> _Exercise brief_
Give every line from the entries that contains "Ainda".
——
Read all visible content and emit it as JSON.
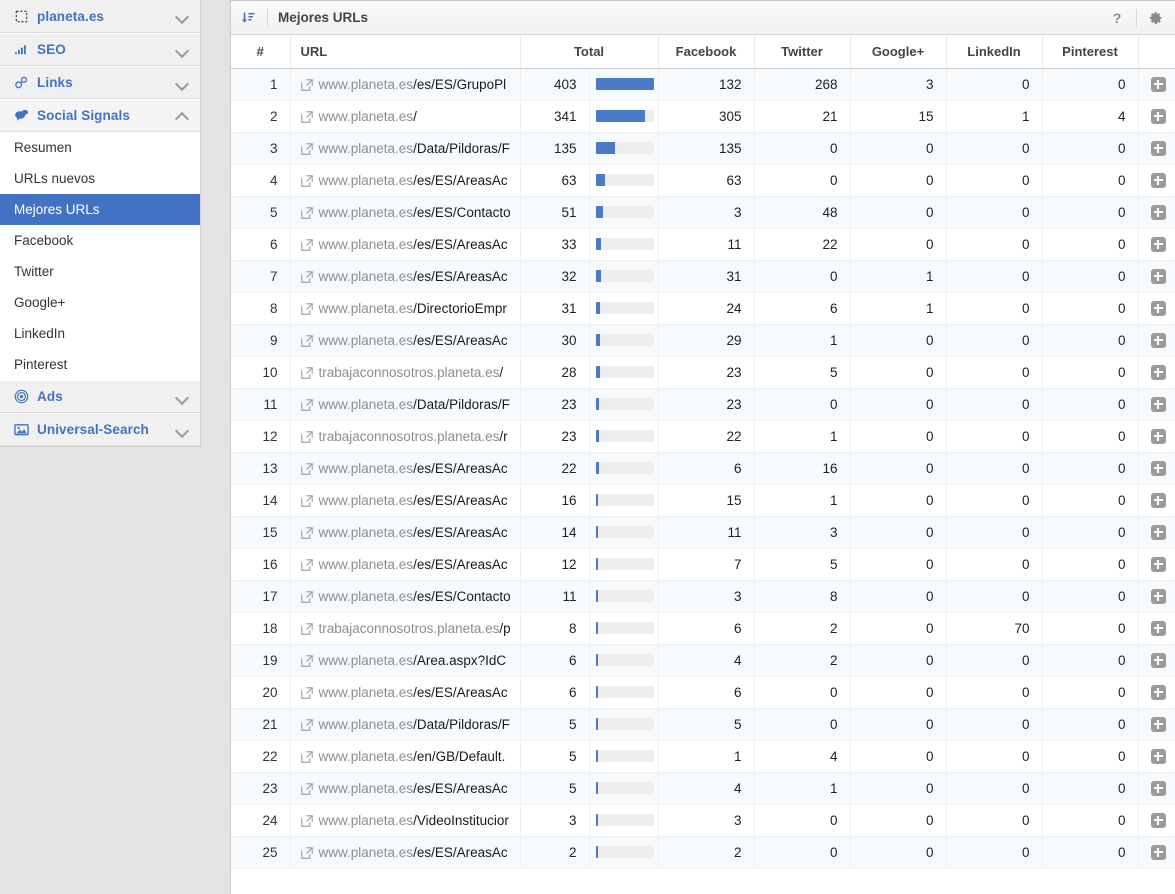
{
  "sidebar": {
    "groups": [
      {
        "label": "planeta.es",
        "icon": "dashed-square-icon",
        "expanded": false
      },
      {
        "label": "SEO",
        "icon": "bar-chart-icon",
        "expanded": false
      },
      {
        "label": "Links",
        "icon": "chain-link-icon",
        "expanded": false
      },
      {
        "label": "Social Signals",
        "icon": "speech-bubbles-icon",
        "expanded": true
      },
      {
        "label": "Ads",
        "icon": "bullseye-icon",
        "expanded": false
      },
      {
        "label": "Universal-Search",
        "icon": "image-icon",
        "expanded": false
      }
    ],
    "social_items": [
      {
        "label": "Resumen",
        "active": false
      },
      {
        "label": "URLs nuevos",
        "active": false
      },
      {
        "label": "Mejores URLs",
        "active": true
      },
      {
        "label": "Facebook",
        "active": false
      },
      {
        "label": "Twitter",
        "active": false
      },
      {
        "label": "Google+",
        "active": false
      },
      {
        "label": "LinkedIn",
        "active": false
      },
      {
        "label": "Pinterest",
        "active": false
      }
    ]
  },
  "panel": {
    "title": "Mejores URLs",
    "sort_icon": "sort-descending-icon",
    "help_label": "?",
    "settings_icon": "gear-icon"
  },
  "table": {
    "columns": [
      "#",
      "URL",
      "Total",
      "Facebook",
      "Twitter",
      "Google+",
      "LinkedIn",
      "Pinterest"
    ],
    "max_total": 403,
    "rows": [
      {
        "rank": "1",
        "domain": "www.planeta.es",
        "path": "/es/ES/GrupoPl",
        "total": "403",
        "facebook": "132",
        "twitter": "268",
        "googleplus": "3",
        "linkedin": "0",
        "pinterest": "0"
      },
      {
        "rank": "2",
        "domain": "www.planeta.es",
        "path": "/",
        "total": "341",
        "facebook": "305",
        "twitter": "21",
        "googleplus": "15",
        "linkedin": "1",
        "pinterest": "4"
      },
      {
        "rank": "3",
        "domain": "www.planeta.es",
        "path": "/Data/Pildoras/F",
        "total": "135",
        "facebook": "135",
        "twitter": "0",
        "googleplus": "0",
        "linkedin": "0",
        "pinterest": "0"
      },
      {
        "rank": "4",
        "domain": "www.planeta.es",
        "path": "/es/ES/AreasAc",
        "total": "63",
        "facebook": "63",
        "twitter": "0",
        "googleplus": "0",
        "linkedin": "0",
        "pinterest": "0"
      },
      {
        "rank": "5",
        "domain": "www.planeta.es",
        "path": "/es/ES/Contacto",
        "total": "51",
        "facebook": "3",
        "twitter": "48",
        "googleplus": "0",
        "linkedin": "0",
        "pinterest": "0"
      },
      {
        "rank": "6",
        "domain": "www.planeta.es",
        "path": "/es/ES/AreasAc",
        "total": "33",
        "facebook": "11",
        "twitter": "22",
        "googleplus": "0",
        "linkedin": "0",
        "pinterest": "0"
      },
      {
        "rank": "7",
        "domain": "www.planeta.es",
        "path": "/es/ES/AreasAc",
        "total": "32",
        "facebook": "31",
        "twitter": "0",
        "googleplus": "1",
        "linkedin": "0",
        "pinterest": "0"
      },
      {
        "rank": "8",
        "domain": "www.planeta.es",
        "path": "/DirectorioEmpr",
        "total": "31",
        "facebook": "24",
        "twitter": "6",
        "googleplus": "1",
        "linkedin": "0",
        "pinterest": "0"
      },
      {
        "rank": "9",
        "domain": "www.planeta.es",
        "path": "/es/ES/AreasAc",
        "total": "30",
        "facebook": "29",
        "twitter": "1",
        "googleplus": "0",
        "linkedin": "0",
        "pinterest": "0"
      },
      {
        "rank": "10",
        "domain": "trabajaconnosotros.planeta.es",
        "path": "/",
        "total": "28",
        "facebook": "23",
        "twitter": "5",
        "googleplus": "0",
        "linkedin": "0",
        "pinterest": "0"
      },
      {
        "rank": "11",
        "domain": "www.planeta.es",
        "path": "/Data/Pildoras/F",
        "total": "23",
        "facebook": "23",
        "twitter": "0",
        "googleplus": "0",
        "linkedin": "0",
        "pinterest": "0"
      },
      {
        "rank": "12",
        "domain": "trabajaconnosotros.planeta.es",
        "path": "/r",
        "total": "23",
        "facebook": "22",
        "twitter": "1",
        "googleplus": "0",
        "linkedin": "0",
        "pinterest": "0"
      },
      {
        "rank": "13",
        "domain": "www.planeta.es",
        "path": "/es/ES/AreasAc",
        "total": "22",
        "facebook": "6",
        "twitter": "16",
        "googleplus": "0",
        "linkedin": "0",
        "pinterest": "0"
      },
      {
        "rank": "14",
        "domain": "www.planeta.es",
        "path": "/es/ES/AreasAc",
        "total": "16",
        "facebook": "15",
        "twitter": "1",
        "googleplus": "0",
        "linkedin": "0",
        "pinterest": "0"
      },
      {
        "rank": "15",
        "domain": "www.planeta.es",
        "path": "/es/ES/AreasAc",
        "total": "14",
        "facebook": "11",
        "twitter": "3",
        "googleplus": "0",
        "linkedin": "0",
        "pinterest": "0"
      },
      {
        "rank": "16",
        "domain": "www.planeta.es",
        "path": "/es/ES/AreasAc",
        "total": "12",
        "facebook": "7",
        "twitter": "5",
        "googleplus": "0",
        "linkedin": "0",
        "pinterest": "0"
      },
      {
        "rank": "17",
        "domain": "www.planeta.es",
        "path": "/es/ES/Contacto",
        "total": "11",
        "facebook": "3",
        "twitter": "8",
        "googleplus": "0",
        "linkedin": "0",
        "pinterest": "0"
      },
      {
        "rank": "18",
        "domain": "trabajaconnosotros.planeta.es",
        "path": "/p",
        "total": "8",
        "facebook": "6",
        "twitter": "2",
        "googleplus": "0",
        "linkedin": "70",
        "pinterest": "0"
      },
      {
        "rank": "19",
        "domain": "www.planeta.es",
        "path": "/Area.aspx?IdC",
        "total": "6",
        "facebook": "4",
        "twitter": "2",
        "googleplus": "0",
        "linkedin": "0",
        "pinterest": "0"
      },
      {
        "rank": "20",
        "domain": "www.planeta.es",
        "path": "/es/ES/AreasAc",
        "total": "6",
        "facebook": "6",
        "twitter": "0",
        "googleplus": "0",
        "linkedin": "0",
        "pinterest": "0"
      },
      {
        "rank": "21",
        "domain": "www.planeta.es",
        "path": "/Data/Pildoras/F",
        "total": "5",
        "facebook": "5",
        "twitter": "0",
        "googleplus": "0",
        "linkedin": "0",
        "pinterest": "0"
      },
      {
        "rank": "22",
        "domain": "www.planeta.es",
        "path": "/en/GB/Default.",
        "total": "5",
        "facebook": "1",
        "twitter": "4",
        "googleplus": "0",
        "linkedin": "0",
        "pinterest": "0"
      },
      {
        "rank": "23",
        "domain": "www.planeta.es",
        "path": "/es/ES/AreasAc",
        "total": "5",
        "facebook": "4",
        "twitter": "1",
        "googleplus": "0",
        "linkedin": "0",
        "pinterest": "0"
      },
      {
        "rank": "24",
        "domain": "www.planeta.es",
        "path": "/VideoInstitucior",
        "total": "3",
        "facebook": "3",
        "twitter": "0",
        "googleplus": "0",
        "linkedin": "0",
        "pinterest": "0"
      },
      {
        "rank": "25",
        "domain": "www.planeta.es",
        "path": "/es/ES/AreasAc",
        "total": "2",
        "facebook": "2",
        "twitter": "0",
        "googleplus": "0",
        "linkedin": "0",
        "pinterest": "0"
      }
    ]
  },
  "colors": {
    "accent": "#4272c4",
    "bar": "#4a7ac7",
    "row_stripe": "#f6fafd",
    "page_bg": "#e3e3e3"
  }
}
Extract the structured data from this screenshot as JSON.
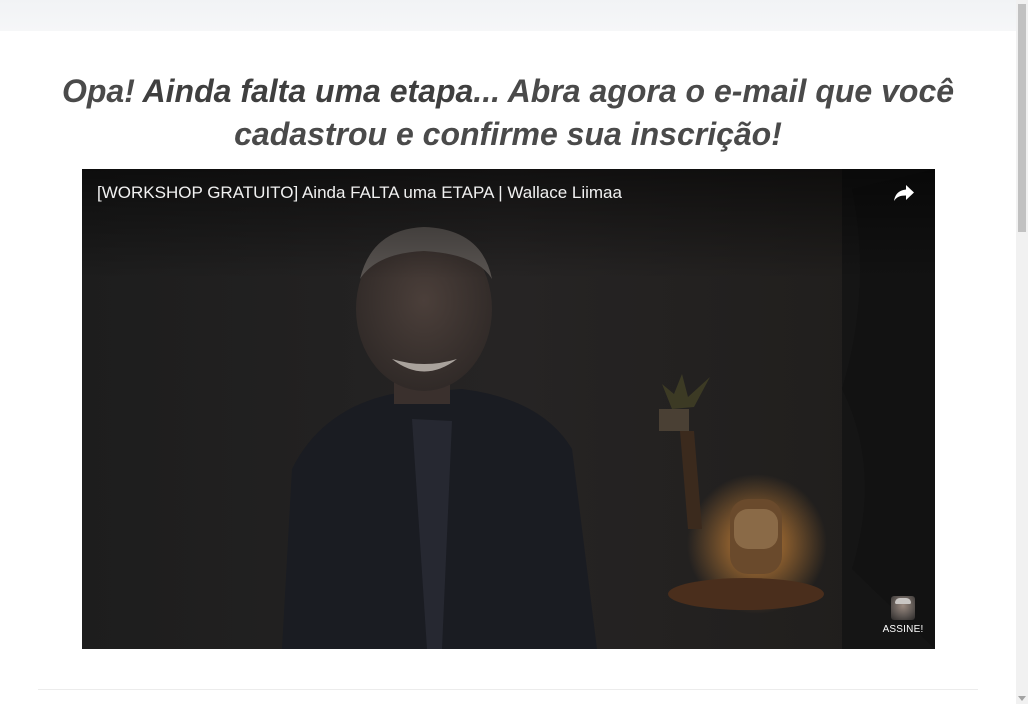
{
  "headline": {
    "part1": "Opa! ",
    "bold": "Ainda falta uma etapa",
    "part2": "... Abra agora o e-mail que você cadastrou e confirme sua inscrição!"
  },
  "video": {
    "title": "[WORKSHOP GRATUITO] Ainda FALTA uma ETAPA | Wallace Liimaa",
    "share_icon": "share-icon",
    "watermark_label": "ASSINE!"
  },
  "colors": {
    "headline_text": "#4a4a4a",
    "video_bg": "#1a1a1a",
    "scrollbar_thumb": "#c1c1c1"
  }
}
——
> _The response_
    "bold": "Ainda falta uma etapa",
    "title": "[WORKSHOP GRATUITO] Ainda FALTA uma ETAPA | Wallace Liimaa",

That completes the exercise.